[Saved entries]

## Begin

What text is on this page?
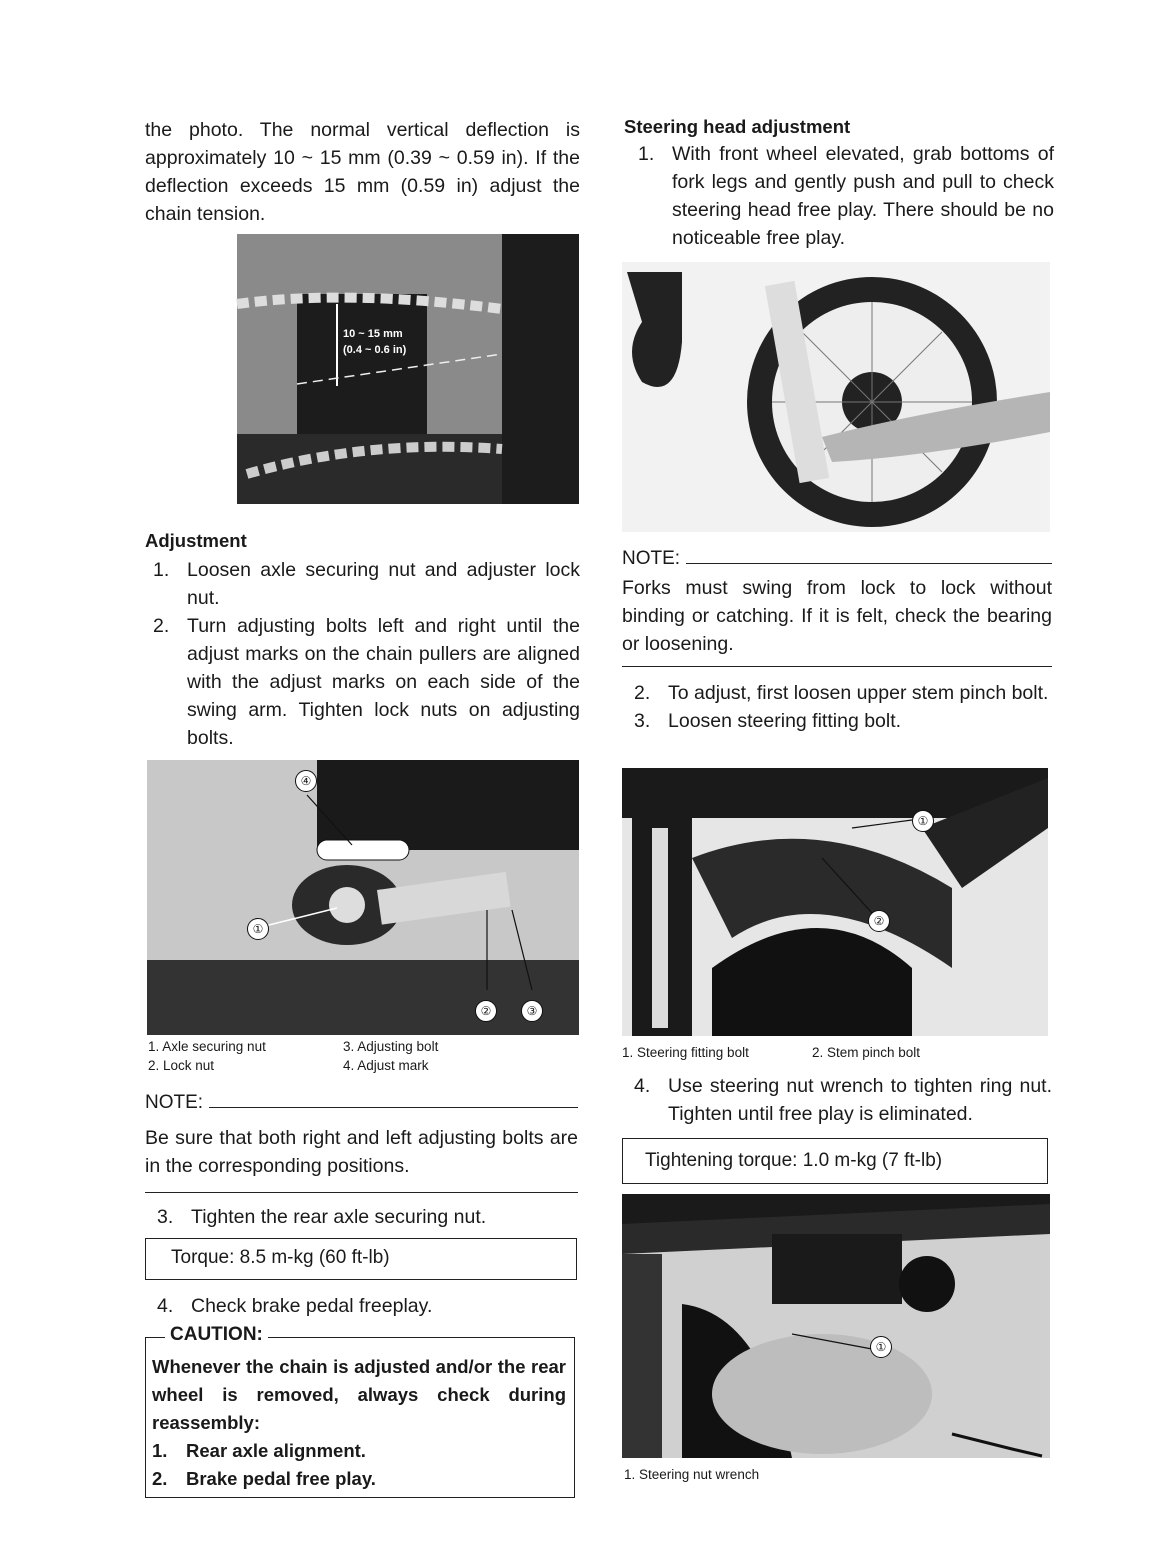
the photo. The normal vertical deflection is approximately 10 ~ 15 mm (0.39 ~ 0.59 in). If the deflection exceeds 15 mm (0.59 in) adjust the chain tension.

10 ~ 15 mm
(0.4 ~ 0.6 in)

Adjustment

1. Loosen axle securing nut and adjuster lock nut.
2. Turn adjusting bolts left and right until the adjust marks on the chain pullers are aligned with the adjust marks on each side of the swing arm. Tighten lock nuts on adjusting bolts.
④
①
②	③
1. Axle securing nut
2. Lock nut
3. Adjusting bolt
4. Adjust mark
NOTE:

Be sure that both right and left adjusting bolts are in the corresponding positions.

3. Tighten the rear axle securing nut.
Torque: 8.5 m-kg (60 ft-lb)
4. Check brake pedal freeplay.
CAUTION:

Whenever the chain is adjusted and/or the rear wheel is removed, always check during reassembly:

1.	Rear axle alignment.
2.	Brake pedal free play.

Steering head adjustment

1. With front wheel elevated, grab bottoms of fork legs and gently push and pull to check steering head free play. There should be no noticeable free play.
NOTE:

Forks must swing from lock to lock without binding or catching. If it is felt, check the bearing or loosening.

2. To adjust, first loosen upper stem pinch bolt.
3. Loosen steering fitting bolt.
①
②
1. Steering fitting bolt	2. Stem pinch bolt
4. Use steering nut wrench to tighten ring nut. Tighten until free play is eliminated.
Tightening torque: 1.0 m-kg (7 ft-lb)
①
1. Steering nut wrench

## End

» Task description
List all lines holding the string "bolts".

» Full solution
2. Turn adjusting bolts left and right until the adjust marks on the chain pullers are aligned with the adjust marks on each side of the swing arm. Tighten lock nuts on adjusting bolts.
Be sure that both right and left adjusting bolts are in the corresponding positions.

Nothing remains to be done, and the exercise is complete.